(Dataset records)

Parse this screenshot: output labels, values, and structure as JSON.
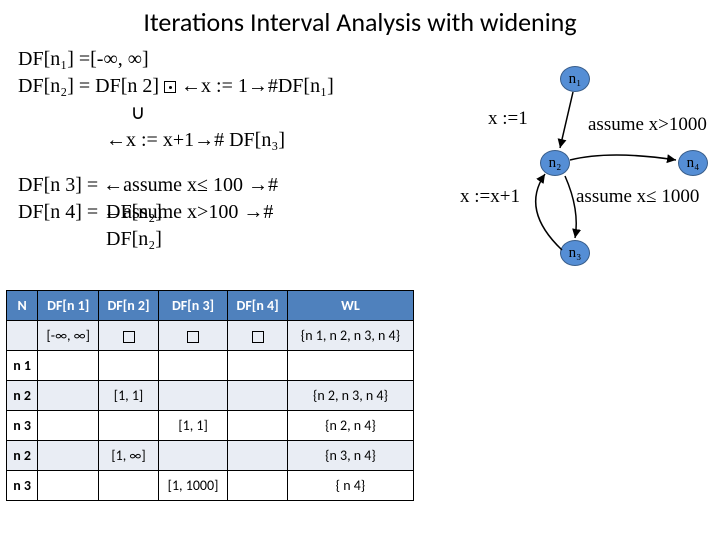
{
  "title": "Iterations Interval Analysis  with widening",
  "eq": {
    "l1": "DF[n₁] =[-∞, ∞]",
    "l2a": "DF[n₂] = DF[n 2] ",
    "l2b": " ←x := 1→#DF[n₁]",
    "cup": "∪",
    "l3": "←x := x+1→# DF[n₃]",
    "l4": "DF[n 3] = ←assume x≤ 100 →#",
    "l5over": "DF[n 4] = ←assume x>100 →#",
    "l5under": "DF[n₂]",
    "l6under": "DF[n₂]"
  },
  "table": {
    "headers": [
      "N",
      "DF[n 1]",
      "DF[n 2]",
      "DF[n 3]",
      "DF[n 4]",
      "WL"
    ],
    "rows": [
      {
        "cls": "band",
        "cells": [
          "",
          "[-∞, ∞]",
          "□",
          "□",
          "□",
          "{n 1, n 2, n 3, n 4}"
        ]
      },
      {
        "cls": "plain",
        "cells": [
          "n 1",
          "",
          "",
          "",
          "",
          ""
        ]
      },
      {
        "cls": "band",
        "cells": [
          "n 2",
          "",
          "[1, 1]",
          "",
          "",
          "{n 2, n 3, n 4}"
        ]
      },
      {
        "cls": "plain",
        "cells": [
          "n 3",
          "",
          "",
          "[1, 1]",
          "",
          "{n 2, n 4}"
        ]
      },
      {
        "cls": "band",
        "cells": [
          "n 2",
          "",
          "[1, ∞]",
          "",
          "",
          "{n 3, n 4}"
        ]
      },
      {
        "cls": "plain",
        "cells": [
          "n 3",
          "",
          "",
          "[1, 1000]",
          "",
          "{ n 4}"
        ]
      }
    ]
  },
  "graph": {
    "n1": "n₁",
    "n2": "n₂",
    "n3": "n₃",
    "n4": "n₄",
    "xeq1": "x :=1",
    "ax1000": "assume x>1000",
    "xxp1": "x :=x+1",
    "axle1000": "assume x≤ 1000"
  }
}
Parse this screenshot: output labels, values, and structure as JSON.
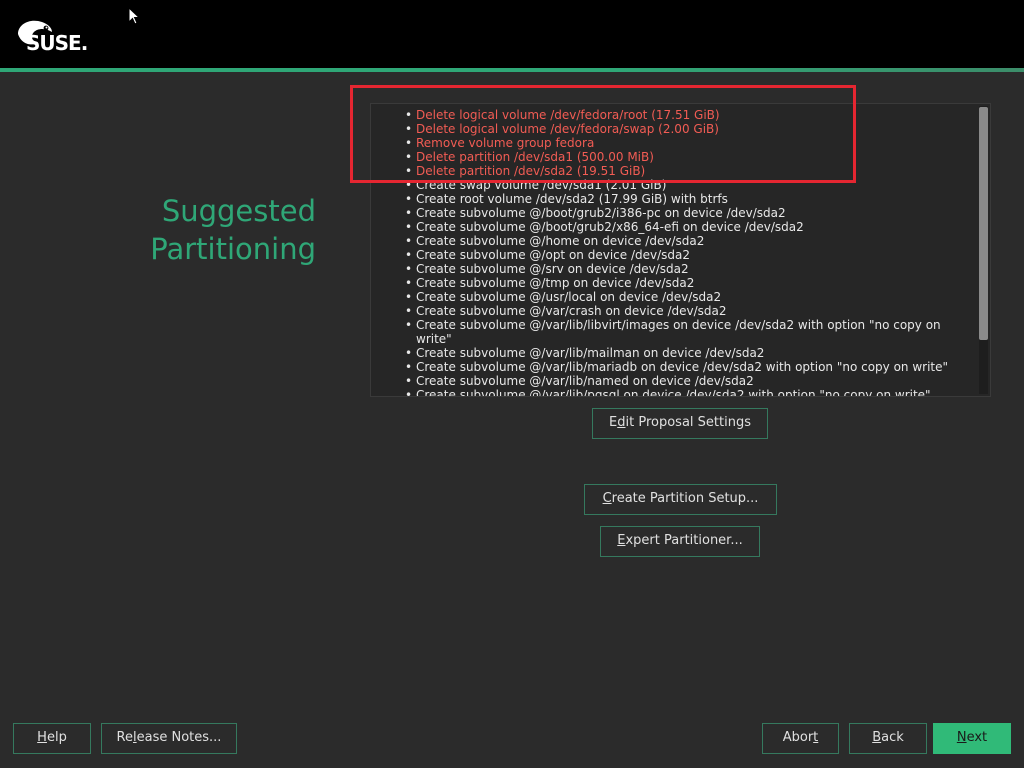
{
  "header": {
    "logo_text": "SUSE",
    "accent_color": "#2fa777"
  },
  "title": {
    "line1": "Suggested",
    "line2": "Partitioning"
  },
  "summary": {
    "items": [
      {
        "text": "Delete logical volume /dev/fedora/root (17.51 GiB)",
        "type": "delete"
      },
      {
        "text": "Delete logical volume /dev/fedora/swap (2.00 GiB)",
        "type": "delete"
      },
      {
        "text": "Remove volume group fedora",
        "type": "delete"
      },
      {
        "text": "Delete partition /dev/sda1 (500.00 MiB)",
        "type": "delete"
      },
      {
        "text": "Delete partition /dev/sda2 (19.51 GiB)",
        "type": "delete"
      },
      {
        "text": "Create swap volume /dev/sda1 (2.01 GiB)",
        "type": "create"
      },
      {
        "text": "Create root volume /dev/sda2 (17.99 GiB) with btrfs",
        "type": "create"
      },
      {
        "text": "Create subvolume @/boot/grub2/i386-pc on device /dev/sda2",
        "type": "create"
      },
      {
        "text": "Create subvolume @/boot/grub2/x86_64-efi on device /dev/sda2",
        "type": "create"
      },
      {
        "text": "Create subvolume @/home on device /dev/sda2",
        "type": "create"
      },
      {
        "text": "Create subvolume @/opt on device /dev/sda2",
        "type": "create"
      },
      {
        "text": "Create subvolume @/srv on device /dev/sda2",
        "type": "create"
      },
      {
        "text": "Create subvolume @/tmp on device /dev/sda2",
        "type": "create"
      },
      {
        "text": "Create subvolume @/usr/local on device /dev/sda2",
        "type": "create"
      },
      {
        "text": "Create subvolume @/var/crash on device /dev/sda2",
        "type": "create"
      },
      {
        "text": "Create subvolume @/var/lib/libvirt/images on device /dev/sda2 with option \"no copy on write\"",
        "type": "create"
      },
      {
        "text": "Create subvolume @/var/lib/mailman on device /dev/sda2",
        "type": "create"
      },
      {
        "text": "Create subvolume @/var/lib/mariadb on device /dev/sda2 with option \"no copy on write\"",
        "type": "create"
      },
      {
        "text": "Create subvolume @/var/lib/named on device /dev/sda2",
        "type": "create"
      },
      {
        "text": "Create subvolume @/var/lib/pgsql on device /dev/sda2 with option \"no copy on write\"",
        "type": "create"
      }
    ],
    "delete_color": "#f25c54",
    "highlight_color": "#e52631"
  },
  "buttons": {
    "edit_proposal": {
      "pre": "E",
      "u": "d",
      "post": "it Proposal Settings"
    },
    "create_setup": {
      "pre": "",
      "u": "C",
      "post": "reate Partition Setup..."
    },
    "expert": {
      "pre": "",
      "u": "E",
      "post": "xpert Partitioner..."
    },
    "help": {
      "pre": "",
      "u": "H",
      "post": "elp"
    },
    "release_notes": {
      "pre": "Re",
      "u": "l",
      "post": "ease Notes..."
    },
    "abort": {
      "pre": "Abor",
      "u": "t",
      "post": ""
    },
    "back": {
      "pre": "",
      "u": "B",
      "post": "ack"
    },
    "next": {
      "pre": "",
      "u": "N",
      "post": "ext"
    }
  },
  "icons": {
    "logo": "suse-chameleon-icon",
    "cursor": "mouse-pointer-icon"
  }
}
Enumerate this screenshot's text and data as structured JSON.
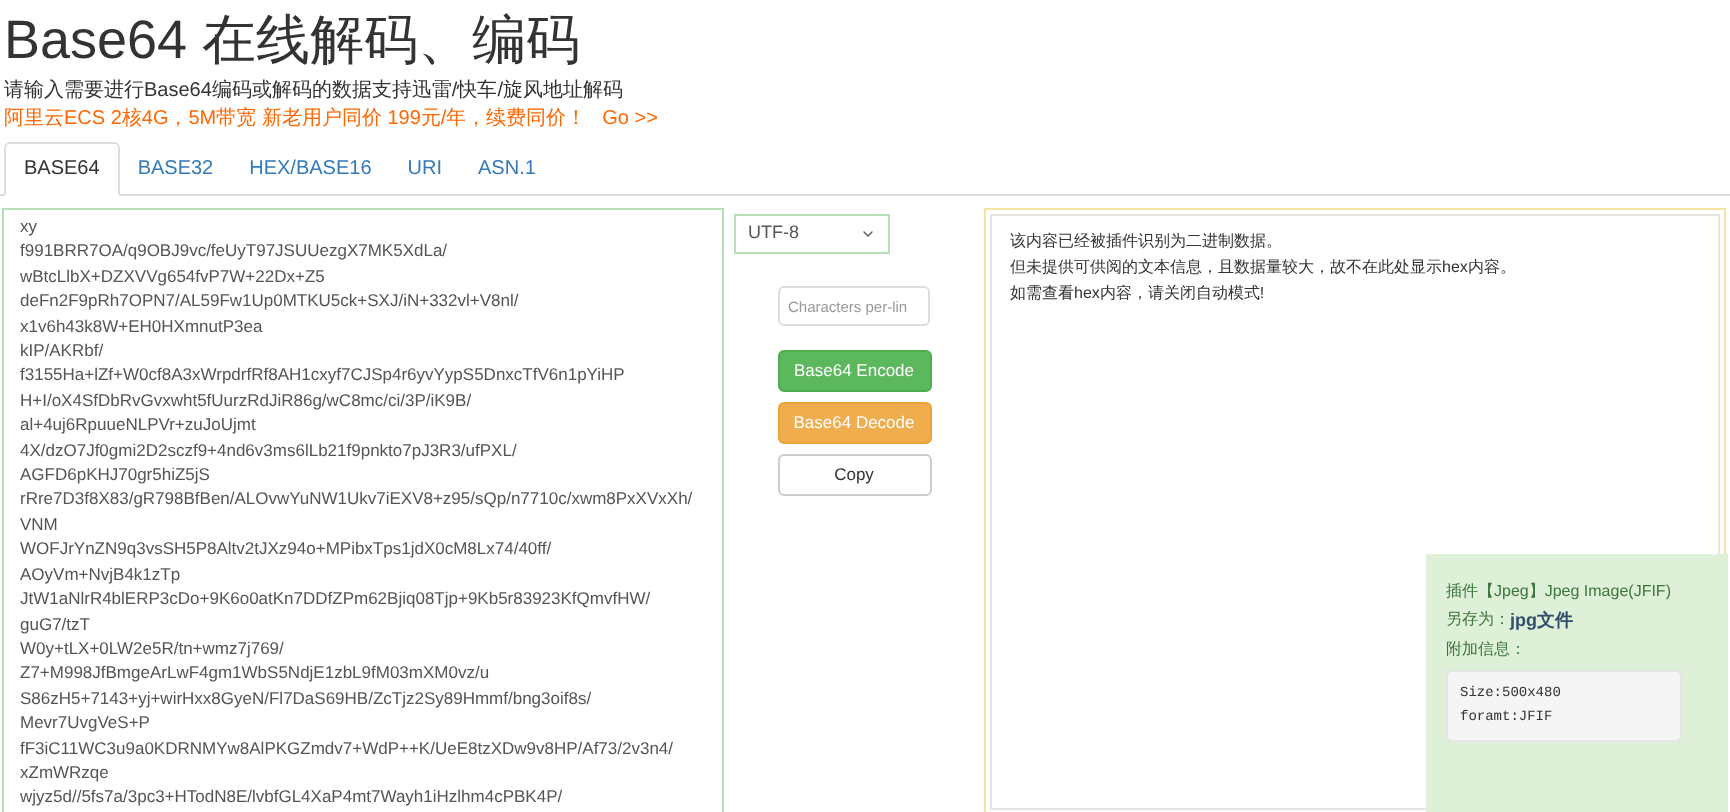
{
  "title": "Base64 在线解码、编码",
  "subtitle": "请输入需要进行Base64编码或解码的数据支持迅雷/快车/旋风地址解码",
  "promo": {
    "text": "阿里云ECS 2核4G，5M带宽 新老用户同价 199元/年，续费同价！",
    "link": "Go >>"
  },
  "tabs": [
    {
      "label": "BASE64",
      "selected": true
    },
    {
      "label": "BASE32",
      "selected": false
    },
    {
      "label": "HEX/BASE16",
      "selected": false
    },
    {
      "label": "URI",
      "selected": false
    },
    {
      "label": "ASN.1",
      "selected": false
    }
  ],
  "input_lines": [
    "xy",
    "f991BRR7OA/q9OBJ9vc/feUyT97JSUUezgX7MK5XdLa/",
    "wBtcLlbX+DZXVVg654fvP7W+22Dx+Z5",
    "deFn2F9pRh7OPN7/AL59Fw1Up0MTKU5ck+SXJ/iN+332vl+V8nl/",
    "x1v6h43k8W+EH0HXmnutP3ea",
    "kIP/AKRbf/",
    "f3155Ha+lZf+W0cf8A3xWrpdrfRf8AH1cxyf7CJSp4r6yvYypS5DnxcTfV6n1pYiHP",
    "H+I/oX4SfDbRvGvxwht5fUurzRdJiR86g/wC8mc/ci/3P/iK9B/",
    "al+4uj6RpuueNLPVr+zuJoUjmt",
    "4X/dzO7Jf0gmi2D2sczf9+4nd6v3ms6lLb21f9pnkto7pJ3R3/ufPXL/",
    "AGFD6pKHJ70gr5hiZ5jS",
    "rRre7D3f8X83/gR798BfBen/ALOvwYuNW1Ukv7iEXV8+z95/sQp/n7710c/xwm8PxXVxXh/",
    "VNM",
    "WOFJrYnZN9q3vsSH5P8Altv2tJXz94o+MPibxTps1jdX0cM8Lx74/40ff/",
    "AOyVm+NvjB4k1zTp",
    "JtW1aNlrR4blERP3cDo+9K6o0atKn7DDfZPm62Bjiq08Tjp+9Kb5r83923KfQmvfHW/",
    "guG7/tzT",
    "W0y+tLX+0LW2e5R/tn+wmz7j769/",
    "Z7+M998JfBmgeArLwF4gm1WbS5NdjE1zbL9fM03mXM0vz/u",
    "S86zH5+7143+yj+wirHxx8GyeN/Fl7DaS69HB/ZcTjz2Sy89Hmmf/bng3oif8s/",
    "Mevr7UvgVeS+P",
    "fF3iC11WC3u9a0KDRNMYw8AlPKGZmdv7+WdP++K/UeE8tzXDw9v8HP/Af73/2v3n4/",
    "xZmWRzqe",
    "wjyz5d//5fs7a/3pc3+HTodN8E/lvbfGL4XaP4mt7Wayh1iHzlhm4cPBK4P/"
  ],
  "encoding": "UTF-8",
  "chars_per_line": {
    "placeholder": "Characters per-lin"
  },
  "buttons": [
    {
      "kind": "encode",
      "label": "Base64 Encode"
    },
    {
      "kind": "decode",
      "label": "Base64 Decode"
    },
    {
      "kind": "copy",
      "label": "Copy"
    }
  ],
  "output_lines": [
    "该内容已经被插件识别为二进制数据。",
    "但未提供可供阅的文本信息，且数据量较大，故不在此处显示hex内容。",
    "如需查看hex内容，请关闭自动模式!"
  ],
  "plugin": {
    "title": "插件【Jpeg】Jpeg Image(JFIF)",
    "save_label": "另存为：",
    "save_value": "jpg文件",
    "extra_label": "附加信息：",
    "extra_lines": [
      "Size:500x480",
      "foramt:JFIF"
    ]
  }
}
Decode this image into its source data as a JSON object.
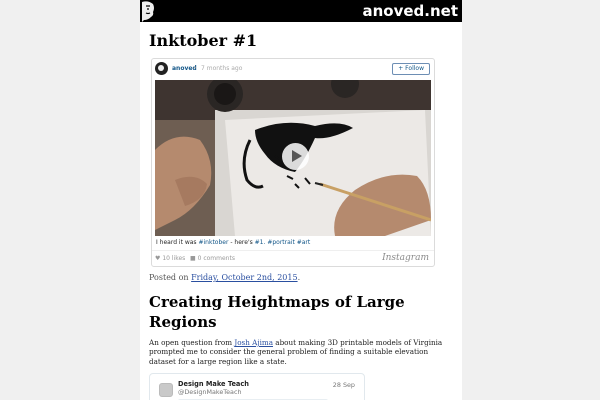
{
  "site": {
    "title": "anoved.net"
  },
  "post1": {
    "title": "Inktober #1",
    "instagram": {
      "username": "anoved",
      "separator": "•",
      "time": "7 months ago",
      "follow_label": "+ Follow",
      "caption_text": "I heard it was",
      "caption_tag1": "#inktober",
      "caption_mid": " - here's",
      "caption_tags_rest": "#1. #portrait #art",
      "likes": "10 likes",
      "comments": "0 comments",
      "brand": "Instagram"
    },
    "posted_prefix": "Posted on",
    "posted_date": "Friday, October 2nd, 2015",
    "posted_suffix": "."
  },
  "post2": {
    "title": "Creating Heightmaps of Large Regions",
    "excerpt_before": "An open question from",
    "excerpt_link": "Josh Ajima",
    "excerpt_after": "about making 3D printable models of Virginia prompted me to consider the general problem of finding a suitable elevation dataset for a large region like a state.",
    "tweet": {
      "name": "Design Make Teach",
      "handle": "@DesignMakeTeach",
      "date": "28 Sep"
    }
  },
  "colors": {
    "header_bg": "#000000",
    "link": "#2a4fa0",
    "instagram_link": "#125688"
  },
  "icons": {
    "logo": "portrait-logo-icon",
    "play": "play-icon",
    "heart": "heart-icon",
    "comment": "comment-icon"
  }
}
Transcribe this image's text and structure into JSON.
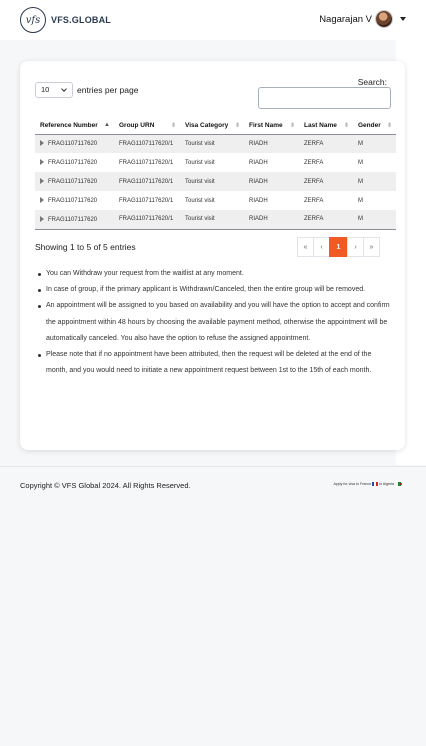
{
  "header": {
    "logo_mark": "vfs",
    "logo_text": "VFS.GLOBAL",
    "user_name": "Nagarajan V"
  },
  "table_controls": {
    "entries_value": "10",
    "entries_label": "entries per page",
    "search_label": "Search:",
    "search_value": ""
  },
  "table": {
    "columns": [
      "Reference Number",
      "Group URN",
      "Visa Category",
      "First Name",
      "Last Name",
      "Gender"
    ],
    "sorted_column": "Reference Number",
    "rows": [
      [
        "FRAG1107117620",
        "FRAG1107117620/1",
        "Tourist visit",
        "RIADH",
        "ZERFA",
        "M"
      ],
      [
        "FRAG1107117620",
        "FRAG1107117620/1",
        "Tourist visit",
        "RIADH",
        "ZERFA",
        "M"
      ],
      [
        "FRAG1107117620",
        "FRAG1107117620/1",
        "Tourist visit",
        "RIADH",
        "ZERFA",
        "M"
      ],
      [
        "FRAG1107117620",
        "FRAG1107117620/1",
        "Tourist visit",
        "RIADH",
        "ZERFA",
        "M"
      ],
      [
        "FRAG1107117620",
        "FRAG1107117620/1",
        "Tourist visit",
        "RIADH",
        "ZERFA",
        "M"
      ]
    ]
  },
  "table_info": "Showing 1 to 5 of 5 entries",
  "pagination": {
    "first": "«",
    "prev": "‹",
    "current": "1",
    "next": "›",
    "last": "»"
  },
  "notes": [
    "You can Withdraw your request from the waitlist at any moment.",
    "In case of group, if the primary applicant is Withdrawn/Canceled, then the entire group will be removed.",
    "An appointment will be assigned to you based on availability and you will have the option to accept and confirm the appointment within 48 hours by choosing the available payment method, otherwise the appointment will be automatically canceled. You also have the option to refuse the assigned appointment.",
    "Please note that if no appointment have been attributed, then the request will be deleted at the end of the month, and you would need to initiate a new appointment request between 1st to the 15th of each month."
  ],
  "footer": {
    "copyright": "Copyright © VFS Global 2024. All Rights Reserved.",
    "apply_prefix": "Apply for visa to France",
    "apply_suffix": "in Algeria"
  },
  "colors": {
    "accent": "#f15a22",
    "brand": "#2b3a4f"
  },
  "icons": {
    "sort": "sort-arrows-icon",
    "expand": "triangle-right-icon",
    "dropdown": "chevron-down-icon"
  }
}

Work instructions
Copy each line holding the word "this" from the listing above.

The response
Parse this screenshot: output labels, values, and structure as JSON.
Parse this screenshot: output labels, values, and structure as JSON.
Enumerate this screenshot's text and data as structured JSON.
Decode this image into its source data as a JSON object.
Transcribe this image's text and structure into JSON.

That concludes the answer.